- Instructions for the task -
Will you give every entry again exactly as it stands?

-- Begin --

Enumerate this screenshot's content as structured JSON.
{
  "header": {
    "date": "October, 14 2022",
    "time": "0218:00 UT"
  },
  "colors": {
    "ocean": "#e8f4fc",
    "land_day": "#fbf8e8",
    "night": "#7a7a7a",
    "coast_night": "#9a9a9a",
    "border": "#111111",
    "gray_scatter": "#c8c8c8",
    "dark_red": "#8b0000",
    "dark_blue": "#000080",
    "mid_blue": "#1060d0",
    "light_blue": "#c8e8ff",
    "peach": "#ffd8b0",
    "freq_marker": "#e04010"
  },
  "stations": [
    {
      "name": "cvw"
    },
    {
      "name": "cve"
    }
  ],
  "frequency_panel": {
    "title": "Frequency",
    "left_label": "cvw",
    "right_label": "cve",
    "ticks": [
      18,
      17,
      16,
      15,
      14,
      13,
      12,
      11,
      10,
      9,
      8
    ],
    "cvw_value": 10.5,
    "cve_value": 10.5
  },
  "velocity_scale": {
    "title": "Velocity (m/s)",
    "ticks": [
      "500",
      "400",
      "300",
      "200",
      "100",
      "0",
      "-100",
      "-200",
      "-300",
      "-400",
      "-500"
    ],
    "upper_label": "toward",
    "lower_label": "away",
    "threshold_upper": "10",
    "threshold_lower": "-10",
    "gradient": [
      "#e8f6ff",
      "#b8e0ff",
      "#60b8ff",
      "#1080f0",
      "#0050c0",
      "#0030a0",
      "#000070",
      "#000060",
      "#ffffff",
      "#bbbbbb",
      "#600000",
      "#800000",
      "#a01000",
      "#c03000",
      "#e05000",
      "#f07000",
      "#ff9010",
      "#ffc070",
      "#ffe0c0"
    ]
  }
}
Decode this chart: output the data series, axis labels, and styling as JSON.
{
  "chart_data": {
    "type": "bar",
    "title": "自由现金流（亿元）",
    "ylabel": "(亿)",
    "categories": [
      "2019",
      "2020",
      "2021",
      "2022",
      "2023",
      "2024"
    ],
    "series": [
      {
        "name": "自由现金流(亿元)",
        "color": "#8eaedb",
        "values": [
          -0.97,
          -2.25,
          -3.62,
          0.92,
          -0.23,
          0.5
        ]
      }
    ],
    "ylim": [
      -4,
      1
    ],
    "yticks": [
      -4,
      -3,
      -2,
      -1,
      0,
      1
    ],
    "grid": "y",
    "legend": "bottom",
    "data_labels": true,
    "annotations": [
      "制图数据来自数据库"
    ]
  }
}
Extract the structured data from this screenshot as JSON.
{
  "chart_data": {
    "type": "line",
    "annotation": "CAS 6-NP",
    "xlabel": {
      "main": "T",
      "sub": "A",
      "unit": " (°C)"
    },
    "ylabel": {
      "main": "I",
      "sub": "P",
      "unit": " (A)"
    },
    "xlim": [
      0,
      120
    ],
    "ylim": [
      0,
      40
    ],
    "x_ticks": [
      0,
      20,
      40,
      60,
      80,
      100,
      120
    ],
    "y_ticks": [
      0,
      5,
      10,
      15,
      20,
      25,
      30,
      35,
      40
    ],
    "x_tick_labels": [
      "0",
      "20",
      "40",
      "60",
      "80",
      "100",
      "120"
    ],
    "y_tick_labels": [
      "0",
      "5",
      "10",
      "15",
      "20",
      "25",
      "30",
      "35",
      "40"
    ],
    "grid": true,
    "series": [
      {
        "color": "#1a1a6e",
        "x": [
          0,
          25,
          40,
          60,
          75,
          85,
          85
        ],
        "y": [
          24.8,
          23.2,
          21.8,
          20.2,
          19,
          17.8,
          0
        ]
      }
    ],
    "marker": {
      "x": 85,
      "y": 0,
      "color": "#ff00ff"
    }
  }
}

-- End --

- Answer to the problem -
Enumerate this screenshot's content as structured JSON.
{
  "header": {
    "date": "October, 14 2022",
    "time": "0218:00 UT"
  },
  "colors": {
    "ocean": "#e8f4fc",
    "land_day": "#fbf8e8",
    "night": "#7a7a7a",
    "coast_night": "#9a9a9a",
    "border": "#111111",
    "gray_scatter": "#c8c8c8",
    "dark_red": "#8b0000",
    "dark_blue": "#000080",
    "mid_blue": "#1060d0",
    "light_blue": "#c8e8ff",
    "peach": "#ffd8b0",
    "freq_marker": "#e04010"
  },
  "stations": [
    {
      "name": "cvw"
    },
    {
      "name": "cve"
    }
  ],
  "frequency_panel": {
    "title": "Frequency",
    "left_label": "cvw",
    "right_label": "cve",
    "ticks": [
      18,
      17,
      16,
      15,
      14,
      13,
      12,
      11,
      10,
      9,
      8
    ],
    "cvw_value": 10.5,
    "cve_value": 10.5
  },
  "velocity_scale": {
    "title": "Velocity (m/s)",
    "ticks": [
      "500",
      "400",
      "300",
      "200",
      "100",
      "0",
      "-100",
      "-200",
      "-300",
      "-400",
      "-500"
    ],
    "upper_label": "toward",
    "lower_label": "away",
    "threshold_upper": "10",
    "threshold_lower": "-10",
    "gradient": [
      "#e8f6ff",
      "#b8e0ff",
      "#60b8ff",
      "#1080f0",
      "#0050c0",
      "#0030a0",
      "#000070",
      "#000060",
      "#ffffff",
      "#bbbbbb",
      "#600000",
      "#800000",
      "#a01000",
      "#c03000",
      "#e05000",
      "#f07000",
      "#ff9010",
      "#ffc070",
      "#ffe0c0"
    ]
  }
}
Decode this chart: output the data series, axis labels, and styling as JSON.
{
  "chart_data": {
    "type": "bar",
    "title": "自由现金流（亿元）",
    "ylabel": "(亿)",
    "categories": [
      "2019",
      "2020",
      "2021",
      "2022",
      "2023",
      "2024"
    ],
    "series": [
      {
        "name": "自由现金流(亿元)",
        "color": "#8eaedb",
        "values": [
          -0.97,
          -2.25,
          -3.62,
          0.92,
          -0.23,
          0.5
        ]
      }
    ],
    "ylim": [
      -4,
      1
    ],
    "yticks": [
      -4,
      -3,
      -2,
      -1,
      0,
      1
    ],
    "grid": "y",
    "legend": "bottom",
    "data_labels": true,
    "annotations": [
      "制图数据来自数据库"
    ]
  }
}
Extract the structured data from this screenshot as JSON.
{
  "chart_data": {
    "type": "line",
    "annotation": "CAS 6-NP",
    "xlabel": {
      "main": "T",
      "sub": "A",
      "unit": " (°C)"
    },
    "ylabel": {
      "main": "I",
      "sub": "P",
      "unit": " (A)"
    },
    "xlim": [
      0,
      120
    ],
    "ylim": [
      0,
      40
    ],
    "x_ticks": [
      0,
      20,
      40,
      60,
      80,
      100,
      120
    ],
    "y_ticks": [
      0,
      5,
      10,
      15,
      20,
      25,
      30,
      35,
      40
    ],
    "x_tick_labels": [
      "0",
      "20",
      "40",
      "60",
      "80",
      "100",
      "120"
    ],
    "y_tick_labels": [
      "0",
      "5",
      "10",
      "15",
      "20",
      "25",
      "30",
      "35",
      "40"
    ],
    "grid": true,
    "series": [
      {
        "color": "#1a1a6e",
        "x": [
          0,
          25,
          40,
          60,
          75,
          85,
          85
        ],
        "y": [
          24.8,
          23.2,
          21.8,
          20.2,
          19,
          17.8,
          0
        ]
      }
    ],
    "marker": {
      "x": 85,
      "y": 0,
      "color": "#ff00ff"
    }
  }
}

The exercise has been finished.